[Written request] Set all the material down again unchanged, without the pictures.

(Extracted data entries)
+ + + + + + +

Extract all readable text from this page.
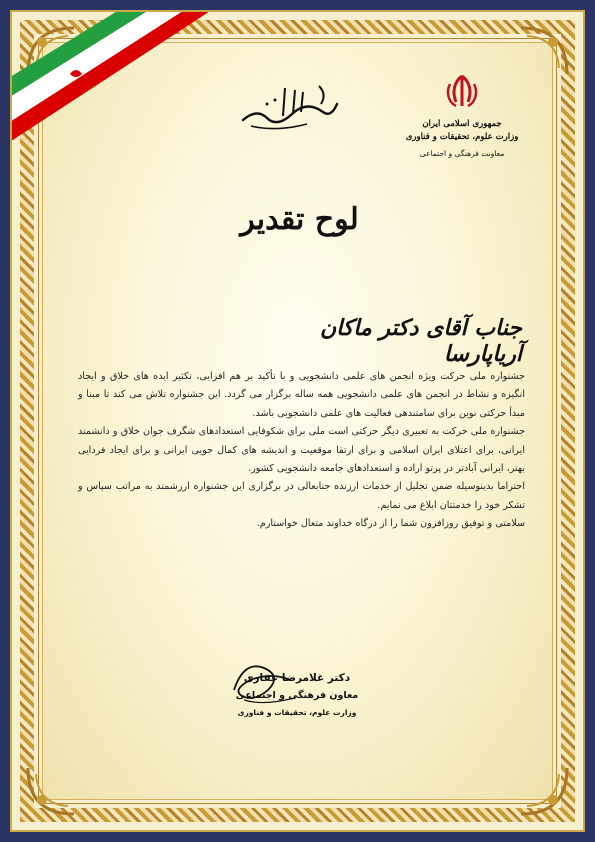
جمهوری اسلامی ایران
وزارت علوم، تحقیقات و فناوری
معاونت فرهنگی و اجتماعی
لوح تقدیر
جناب آقای دکتر ماکان آریاپارسا

جشنواره ملی حرکت ویژه انجمن های علمی دانشجویی و با تأکید بر هم افزایی، تکثیر ایده های خلاق و ایجاد انگیزه و نشاط در انجمن های علمی دانشجویی همه ساله برگزار می گردد. این جشنواره تلاش می کند تا مبنا و مبدأ حرکتی نوین برای سامتندهی فعالیت های علمی دانشجویی باشد.

جشنواره ملی حرکت به تعبیری دیگر حرکتی است ملی برای شکوفایی استعدادهای شگرف جوان خلاق و دانشمند ایرانی، برای اعتلای ایران اسلامی و برای ارتقا موقعیت و اندیشه های کمال جویی ایرانی و برای ایجاد فردایی بهتر، ایرانی آبادتر در پرتو اراده و استعدادهای جامعه دانشجویی کشور.

احتراما بدینوسیله ضمن تجلیل از خدمات ارزنده جنابعالی در برگزاری این جشنواره ارزشمند به مراتب سپاس و تشکر خود را خدمتتان ابلاغ می نمایم.

سلامتی و توفیق روزافزون شما را از درگاه خداوند متعال خواستارم.

دکتر غلامرضا غفاری
معاون فرهنگی و اجتماعی
وزارت علوم، تحقیقات و فناوری
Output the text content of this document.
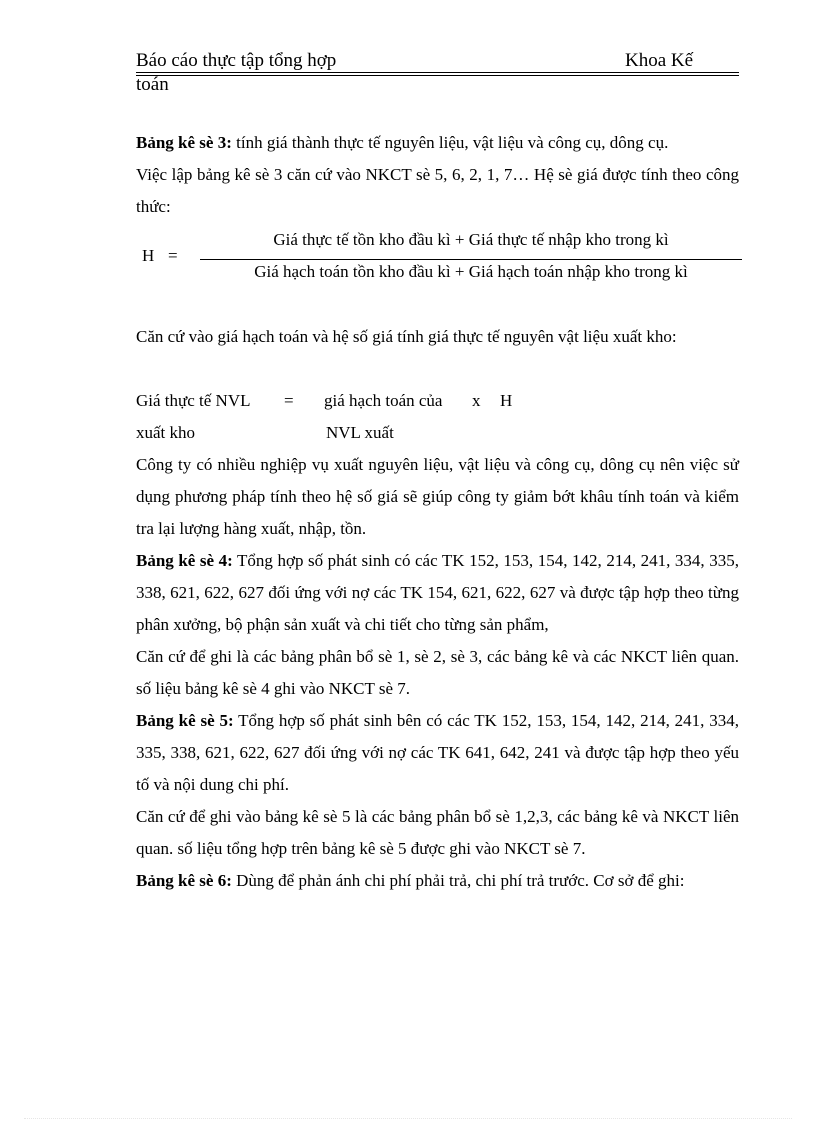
Báo cáo thực tập tổng hợp	Khoa Kế
toán

Bảng kê sè 3: tính giá thành thực tế nguyên liệu, vật liệu và công cụ, dông cụ.

Việc lập bảng kê sè 3 căn cứ vào NKCT sè 5, 6, 2, 1, 7… Hệ sè giá được tính theo công thức:

H =
Giá thực tế tồn kho đầu kì + Giá thực tế nhập kho trong kì
Giá hạch toán tồn kho đầu kì + Giá hạch toán nhập kho trong kì

Căn cứ vào giá hạch toán và hệ số giá tính giá thực tế nguyên vật liệu xuất kho:

Giá thực tế NVL = giá hạch toán của x H
xuất kho	NVL xuất

Công ty có nhiều nghiệp vụ xuất nguyên liệu, vật liệu và công cụ, dông cụ nên việc sử dụng phương pháp tính theo hệ số giá sẽ giúp công ty giảm bớt khâu tính toán và kiểm tra lại lượng hàng xuất, nhập, tồn.

Bảng kê sè 4: Tổng hợp số phát sinh có các TK 152, 153, 154, 142, 214, 241, 334, 335, 338, 621, 622, 627 đối ứng với nợ các TK 154, 621, 622, 627 và được tập hợp theo từng phân xưởng, bộ phận sản xuất và chi tiết cho từng sản phẩm,

Căn cứ để ghi là các bảng phân bổ sè 1, sè 2, sè 3, các bảng kê và các NKCT liên quan. số liệu bảng kê sè 4 ghi vào NKCT sè 7.

Bảng kê sè 5: Tổng hợp số phát sinh bên có các TK 152, 153, 154, 142, 214, 241, 334, 335, 338, 621, 622, 627 đối ứng với nợ các TK 641, 642, 241 và được tập hợp theo yếu tố và nội dung chi phí.

Căn cứ để ghi vào bảng kê sè 5 là các bảng phân bổ sè 1,2,3, các bảng kê và NKCT liên quan. số liệu tổng hợp trên bảng kê sè 5 được ghi vào NKCT sè 7.

Bảng kê sè 6: Dùng để phản ánh chi phí phải trả, chi phí trả trước. Cơ sở để ghi:
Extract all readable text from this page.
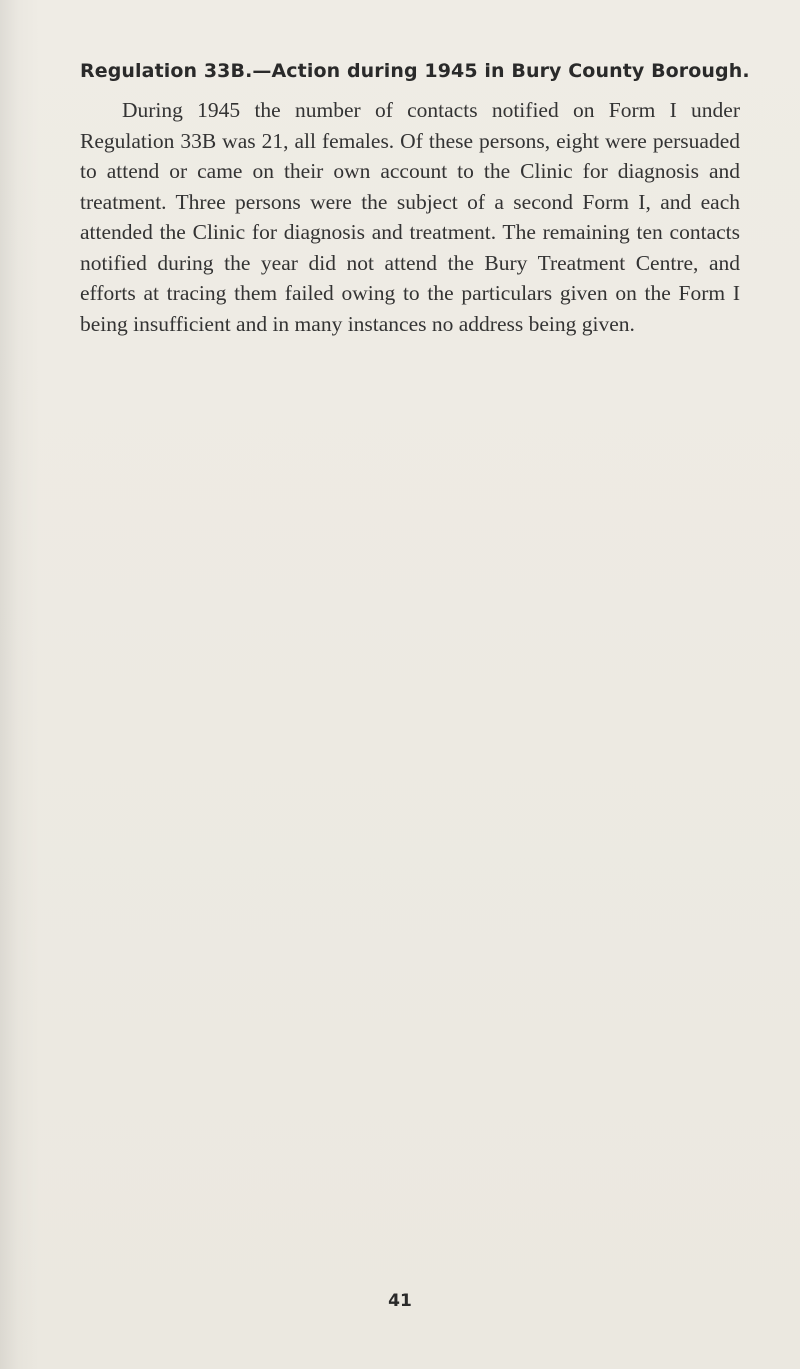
Regulation 33B.—Action during 1945 in Bury County Borough.

During 1945 the number of contacts notified on Form I under Regulation 33B was 21, all females. Of these persons, eight were persuaded to attend or came on their own account to the Clinic for diagnosis and treatment. Three persons were the subject of a second Form I, and each attended the Clinic for diagnosis and treatment. The remaining ten contacts notified during the year did not attend the Bury Treatment Centre, and efforts at tracing them failed owing to the particulars given on the Form I being insufficient and in many instances no address being given.

41
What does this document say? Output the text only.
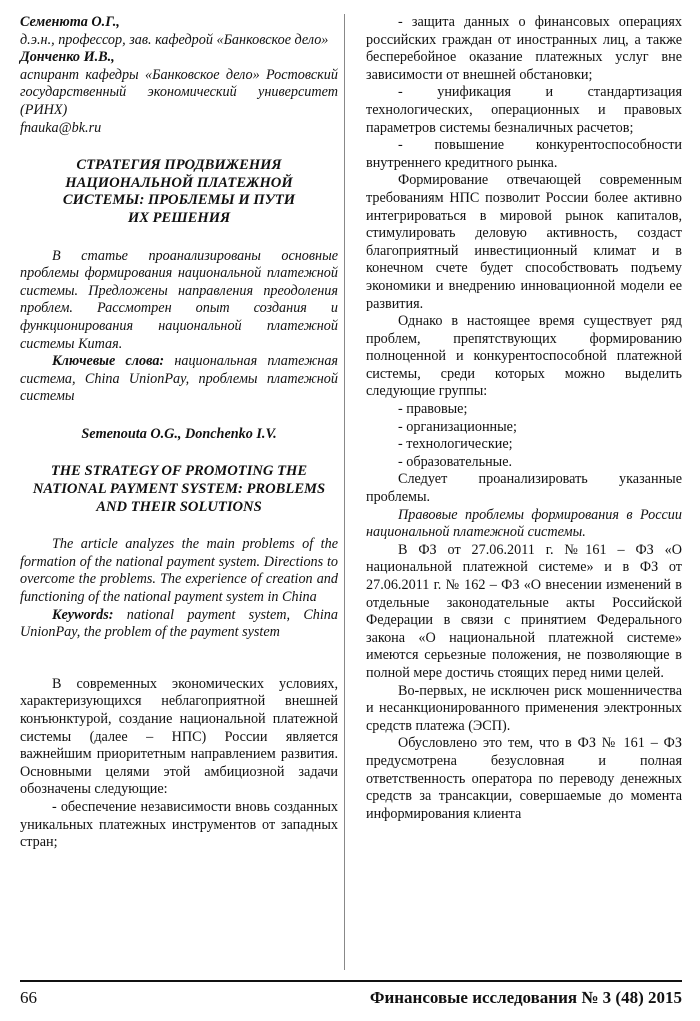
Семенюта О.Г.,

д.э.н., профессор, зав. кафедрой «Банковское дело»

Донченко И.В.,

аспирант кафедры «Банковское дело» Ростовский государственный экономический университет (РИНХ)

fnauka@bk.ru

СТРАТЕГИЯ ПРОДВИЖЕНИЯ НАЦИОНАЛЬНОЙ ПЛАТЕЖНОЙ СИСТЕМЫ: ПРОБЛЕМЫ И ПУТИ ИХ РЕШЕНИЯ

В статье проанализированы основные проблемы формирования национальной платежной системы. Предложены направления преодоления проблем. Рассмотрен опыт создания и функционирования национальной платежной системы Китая.

Ключевые слова: национальная платежная система, China UnionPay, проблемы платежной системы

Semenouta O.G., Donchenko I.V.

THE STRATEGY OF PROMOTING THE NATIONAL PAYMENT SYSTEM: PROBLEMS AND THEIR SOLUTIONS

The article analyzes the main problems of the formation of the national payment system. Directions to overcome the problems. The experience of creation and functioning of the national payment system in China

Keywords: national payment system, China UnionPay, the problem of the payment system

В современных экономических условиях, характеризующихся неблагоприятной внешней конъюнктурой, создание национальной платежной системы (далее – НПС) России является важнейшим приоритетным направлением развития. Основными целями этой амбициозной задачи обозначены следующие:

- обеспечение независимости вновь созданных уникальных платежных инструментов от западных стран;

- защита данных о финансовых операциях российских граждан от иностранных лиц, а также бесперебойное оказание платежных услуг вне зависимости от внешней обстановки;

- унификация и стандартизация технологических, операционных и правовых параметров системы безналичных расчетов;

- повышение конкурентоспособности внутреннего кредитного рынка.

Формирование отвечающей современным требованиям НПС позволит России более активно интегрироваться в мировой рынок капиталов, стимулировать деловую активность, создаст благоприятный инвестиционный климат и в конечном счете будет способствовать подъему экономики и внедрению инновационной модели ее развития.

Однако в настоящее время существует ряд проблем, препятствующих формированию полноценной и конкурентоспособной платежной системы, среди которых можно выделить следующие группы:

- правовые;

- организационные;

- технологические;

- образовательные.

Следует проанализировать указанные проблемы.

Правовые проблемы формирования в России национальной платежной системы.

В ФЗ от 27.06.2011 г. №161 – ФЗ «О национальной платежной системе» и в ФЗ от 27.06.2011 г. № 162 – ФЗ «О внесении изменений в отдельные законодательные акты Российской Федерации в связи с принятием Федерального закона «О национальной платежной системе» имеются серьезные положения, не позволяющие в полной мере достичь стоящих перед ними целей.

Во-первых, не исключен риск мошенничества и несанкционированного применения электронных средств платежа (ЭСП).

Обусловлено это тем, что в ФЗ № 161 – ФЗ предусмотрена безусловная и полная ответственность оператора по переводу денежных средств за трансакции, совершаемые до момента информирования клиента

66	Финансовые исследования № 3 (48) 2015
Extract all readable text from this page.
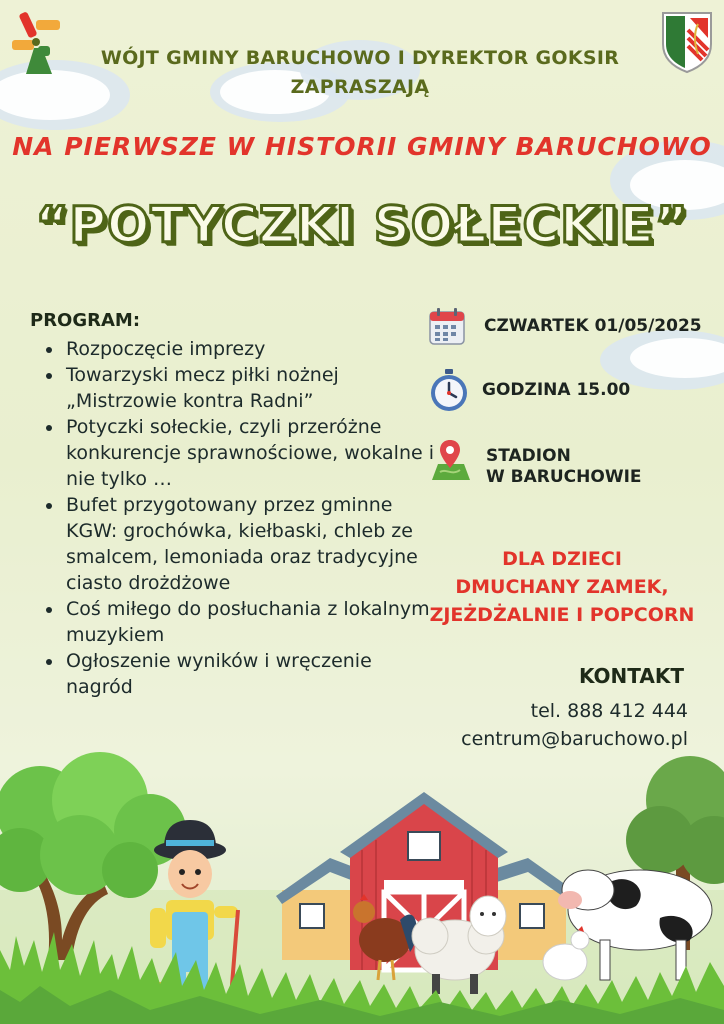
WÓJT GMINY BARUCHOWO I DYREKTOR GOKSIR
ZAPRASZAJĄ
NA PIERWSZE W HISTORII GMINY BARUCHOWO
“POTYCZKI SOŁECKIE”
PROGRAM:
• Rozpoczęcie imprezy
• Towarzyski mecz piłki nożnej „Mistrzowie kontra Radni”
• Potyczki sołeckie, czyli przeróżne konkurencje sprawnościowe, wokalne i nie tylko …
• Bufet przygotowany przez gminne KGW: grochówka, kiełbaski, chleb ze smalcem, lemoniada oraz tradycyjne ciasto drożdżowe
• Coś miłego do posłuchania z lokalnym muzykiem
• Ogłoszenie wyników i wręczenie nagród
CZWARTEK 01/05/2025
GODZINA 15.00
STADION
W BARUCHOWIE
DLA DZIECI
DMUCHANY ZAMEK,
ZJEŻDŻALNIE I POPCORN
KONTAKT
tel. 888 412 444
centrum@baruchowo.pl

+ + + + + + +

[Exercise output]
Extract all readable text from this page.
جمهوری اسلامی ایران
وزارت علوم، تحقیقات و فناوری
معاونت فرهنگی و اجتماعی
لوح تقدیر
جناب آقای دکتر ماکان آریاپارسا

جشنواره ملی حرکت ویژه انجمن های علمی دانشجویی و با تأکید بر هم افزایی، تکثیر ایده های خلاق و ایجاد انگیزه و نشاط در انجمن های علمی دانشجویی همه ساله برگزار می گردد. این جشنواره تلاش می کند تا مبنا و مبدأ حرکتی نوین برای سامتندهی فعالیت های علمی دانشجویی باشد.

جشنواره ملی حرکت به تعبیری دیگر حرکتی است ملی برای شکوفایی استعدادهای شگرف جوان خلاق و دانشمند ایرانی، برای اعتلای ایران اسلامی و برای ارتقا موقعیت و اندیشه های کمال جویی ایرانی و برای ایجاد فردایی بهتر، ایرانی آبادتر در پرتو اراده و استعدادهای جامعه دانشجویی کشور.

احتراما بدینوسیله ضمن تجلیل از خدمات ارزنده جنابعالی در برگزاری این جشنواره ارزشمند به مراتب سپاس و تشکر خود را خدمتتان ابلاغ می نمایم.

سلامتی و توفیق روزافزون شما را از درگاه خداوند متعال خواستارم.

دکتر غلامرضا غفاری
معاون فرهنگی و اجتماعی
وزارت علوم، تحقیقات و فناوری
Output the text content of this document.
Báo cáo thực tập tổng hợp	Khoa Kế
toán

Bảng kê sè 3: tính giá thành thực tế nguyên liệu, vật liệu và công cụ, dông cụ.

Việc lập bảng kê sè 3 căn cứ vào NKCT sè 5, 6, 2, 1, 7… Hệ sè giá được tính theo công thức:

H =
Giá thực tế tồn kho đầu kì + Giá thực tế nhập kho trong kì
Giá hạch toán tồn kho đầu kì + Giá hạch toán nhập kho trong kì

Căn cứ vào giá hạch toán và hệ số giá tính giá thực tế nguyên vật liệu xuất kho:

Giá thực tế NVL = giá hạch toán của x H
xuất kho	NVL xuất

Công ty có nhiều nghiệp vụ xuất nguyên liệu, vật liệu và công cụ, dông cụ nên việc sử dụng phương pháp tính theo hệ số giá sẽ giúp công ty giảm bớt khâu tính toán và kiểm tra lại lượng hàng xuất, nhập, tồn.

Bảng kê sè 4: Tổng hợp số phát sinh có các TK 152, 153, 154, 142, 214, 241, 334, 335, 338, 621, 622, 627 đối ứng với nợ các TK 154, 621, 622, 627 và được tập hợp theo từng phân xưởng, bộ phận sản xuất và chi tiết cho từng sản phẩm,

Căn cứ để ghi là các bảng phân bổ sè 1, sè 2, sè 3, các bảng kê và các NKCT liên quan. số liệu bảng kê sè 4 ghi vào NKCT sè 7.

Bảng kê sè 5: Tổng hợp số phát sinh bên có các TK 152, 153, 154, 142, 214, 241, 334, 335, 338, 621, 622, 627 đối ứng với nợ các TK 641, 642, 241 và được tập hợp theo yếu tố và nội dung chi phí.

Căn cứ để ghi vào bảng kê sè 5 là các bảng phân bổ sè 1,2,3, các bảng kê và NKCT liên quan. số liệu tổng hợp trên bảng kê sè 5 được ghi vào NKCT sè 7.

Bảng kê sè 6: Dùng để phản ánh chi phí phải trả, chi phí trả trước. Cơ sở để ghi:
Extract all readable text from this page.
Regulation 33B.—Action during 1945 in Bury County Borough.

During 1945 the number of contacts notified on Form I under Regulation 33B was 21, all females. Of these persons, eight were persuaded to attend or came on their own account to the Clinic for diagnosis and treatment. Three persons were the subject of a second Form I, and each attended the Clinic for diagnosis and treatment. The remaining ten contacts notified during the year did not attend the Bury Treatment Centre, and efforts at tracing them failed owing to the particulars given on the Form I being insufficient and in many instances no address being given.

41
What does this document say? Output the text only.
Семенюта О.Г.,

д.э.н., профессор, зав. кафедрой «Банковское дело»

Донченко И.В.,

аспирант кафедры «Банковское дело» Ростовский государственный экономический университет (РИНХ)

fnauka@bk.ru

СТРАТЕГИЯ ПРОДВИЖЕНИЯ НАЦИОНАЛЬНОЙ ПЛАТЕЖНОЙ СИСТЕМЫ: ПРОБЛЕМЫ И ПУТИ ИХ РЕШЕНИЯ

В статье проанализированы основные проблемы формирования национальной платежной системы. Предложены направления преодоления проблем. Рассмотрен опыт создания и функционирования национальной платежной системы Китая.

Ключевые слова: национальная платежная система, China UnionPay, проблемы платежной системы

Semenouta O.G., Donchenko I.V.

THE STRATEGY OF PROMOTING THE NATIONAL PAYMENT SYSTEM: PROBLEMS AND THEIR SOLUTIONS

The article analyzes the main problems of the formation of the national payment system. Directions to overcome the problems. The experience of creation and functioning of the national payment system in China

Keywords: national payment system, China UnionPay, the problem of the payment system

В современных экономических условиях, характеризующихся неблагоприятной внешней конъюнктурой, создание национальной платежной системы (далее – НПС) России является важнейшим приоритетным направлением развития. Основными целями этой амбициозной задачи обозначены следующие:

- обеспечение независимости вновь созданных уникальных платежных инструментов от западных стран;

- защита данных о финансовых операциях российских граждан от иностранных лиц, а также бесперебойное оказание платежных услуг вне зависимости от внешней обстановки;

- унификация и стандартизация технологических, операционных и правовых параметров системы безналичных расчетов;

- повышение конкурентоспособности внутреннего кредитного рынка.

Формирование отвечающей современным требованиям НПС позволит России более активно интегрироваться в мировой рынок капиталов, стимулировать деловую активность, создаст благоприятный инвестиционный климат и в конечном счете будет способствовать подъему экономики и внедрению инновационной модели ее развития.

Однако в настоящее время существует ряд проблем, препятствующих формированию полноценной и конкурентоспособной платежной системы, среди которых можно выделить следующие группы:

- правовые;

- организационные;

- технологические;

- образовательные.

Следует проанализировать указанные проблемы.

Правовые проблемы формирования в России национальной платежной системы.

В ФЗ от 27.06.2011 г. №161 – ФЗ «О национальной платежной системе» и в ФЗ от 27.06.2011 г. № 162 – ФЗ «О внесении изменений в отдельные законодательные акты Российской Федерации в связи с принятием Федерального закона «О национальной платежной системе» имеются серьезные положения, не позволяющие в полной мере достичь стоящих перед ними целей.

Во-первых, не исключен риск мошенничества и несанкционированного применения электронных средств платежа (ЭСП).

Обусловлено это тем, что в ФЗ № 161 – ФЗ предусмотрена безусловная и полная ответственность оператора по переводу денежных средств за трансакции, совершаемые до момента информирования клиента

66	Финансовые исследования № 3 (48) 2015
Extract all readable text from this page.
WÓJT GMINY BARUCHOWO I DYREKTOR GOKSIR
ZAPRASZAJĄ
NA PIERWSZE W HISTORII GMINY BARUCHOWO
“POTYCZKI SOŁECKIE”
PROGRAM:
• Rozpoczęcie imprezy
• Towarzyski mecz piłki nożnej „Mistrzowie kontra Radni”
• Potyczki sołeckie, czyli przeróżne konkurencje sprawnościowe, wokalne i nie tylko …
• Bufet przygotowany przez gminne KGW: grochówka, kiełbaski, chleb ze smalcem, lemoniada oraz tradycyjne ciasto drożdżowe
• Coś miłego do posłuchania z lokalnym muzykiem
• Ogłoszenie wyników i wręczenie nagród
CZWARTEK 01/05/2025
GODZINA 15.00
STADION
W BARUCHOWIE
DLA DZIECI
DMUCHANY ZAMEK,
ZJEŻDŻALNIE I POPCORN
KONTAKT
tel. 888 412 444
centrum@baruchowo.pl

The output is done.